4743H - Write Data Block Body And Checksum

Writes one block's two-byte load address followed by its data bytes, accumulating a checksum over the address and data, and finally writes the one-byte checksum. The data pointer is Register Pair DE and the byte count is Register B.

4743
LD B,A 47
Load Register B with the block byte count (passed in Register A by the caller) as the data loop counter.
4744
LD A,E 7B
Load Register A with the load-address low byte (Register E) to write it and seed the checksum.
4745
GOSUB to 478CH to write the load-address low byte to the tape.
4748
LD A,D 7A
Load Register A with the load-address high byte (Register D).
4749
GOSUB to 478CH to write the load-address high byte to the tape.
474C
ADD A,E 83
ADD Register E (address low byte) to Register A (address high byte) to seed the running checksum.
474D
LD C,A 4F
Load Register C with the seed checksum value for accumulation over the data bytes.
474E
LD A,(DE) 1A
Loop Start
Load Register A with the next memory data byte pointed to by DE.
474F
GOSUB to 478CH to write the data byte to the tape.
4752
ADD A,C 81
ADD Register C (the running checksum) to Register A (the byte just written), forming the updated checksum.
4753
LD C,A 4F
Load Register C with the updated checksum for the next iteration.
4754
INC DE 13
INCrement Register Pair DE by 1 to the next source memory byte.
4755
DECrement Register B and LOOP BACK to 474EH if not zero, writing every data byte in the block. Loop End
4757
LD A,C 79
Load Register A with the final checksum (Register C) to write it to the tape.
4758
GOSUB to 478CH to write the block checksum byte.
475B
RET C9
Return to the Punch engine with DE advanced past the written block.

**Data segment:**
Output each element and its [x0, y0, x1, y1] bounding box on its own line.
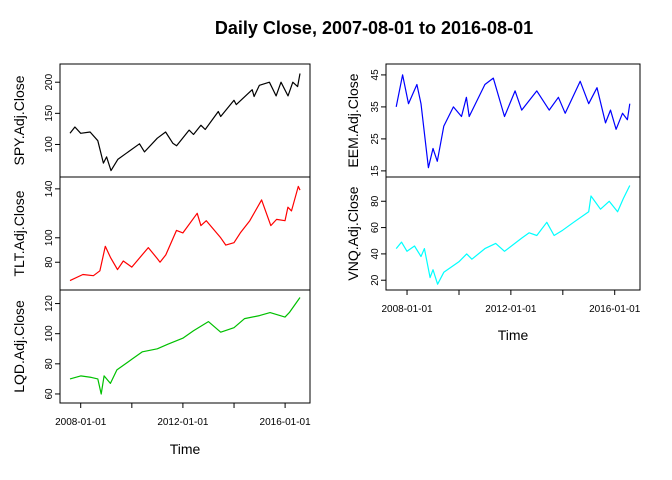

**The tasks:**
A: Print the stretch of the block-write routine from "Writes one block's" through "is Register B." word for word.
B: Please answer these questions about the block-write routine, one line each:
(i) Which register holds the byte count?
(ii) At what address is the subroutine called to write each byte to the tape?
(iii) To what does the routine return at the end?
C: Carry the block-write routine on from its last line.

**Answer set:**
A:
Writes one block's two-byte load address followed by its data bytes, accumulating a checksum over the address and data, and finally writes the one-byte checksum. The data pointer is Register Pair DE and the byte count is Register B.

B:
(i) Register B
(ii) 478CH
(iii) The Punch engine

C:
475CH - Punch Cancel And Resume Handlers

Two short exits used during file-name entry. The cancel path (475CH) discards the saved counter and returns to the command loop; the ENTER path (475EH) discards the counter and jumps into the tape-write sequence to punch the block using the name entered so far.

475C
POP BC C1
Cancel Path
Restore (and discard) the name-length counter Register Pair BC that was pushed during name entry, balancing the stack.
475D
RET C9
Return to the Punch command handler (which returns to the command loop), aborting the Punch.
475E
POP BC C1
Enter Path
Restore (and discard) the saved counter Register Pair BC, balancing the stack before writing.
475F
JUMP to 46D9H to begin writing the tape with the file name entered so far.

4762H - Read One Cassette Bit

Reads a single bit from the cassette port at FFH. It uses the alternate register set, waits for the sync pulse, delays, samples the data pulse, and rotates the bit into the accumulator. The Model I cassette interface presents data on the port bits, and the routine clears the read latch between samples via the port helper at 47CFH.

4762
EXX D9
Switch to the alternate register set so the bit-timing loop does not disturb the caller's main registers. The alternate set is now active.
4763
EX AF,AF' 08
Exchange AF with AF' so the alternate accumulator and flags are used for the bit assembly.
4764
IN A,(0FFH) DB FF
Loop Start
Read the cassette port FFH into Register A to test for the leading sync pulse of the bit cell.
4766
RLA 17
Rotate Register A left through carry, moving the high data bit of the port into the carry flag for testing.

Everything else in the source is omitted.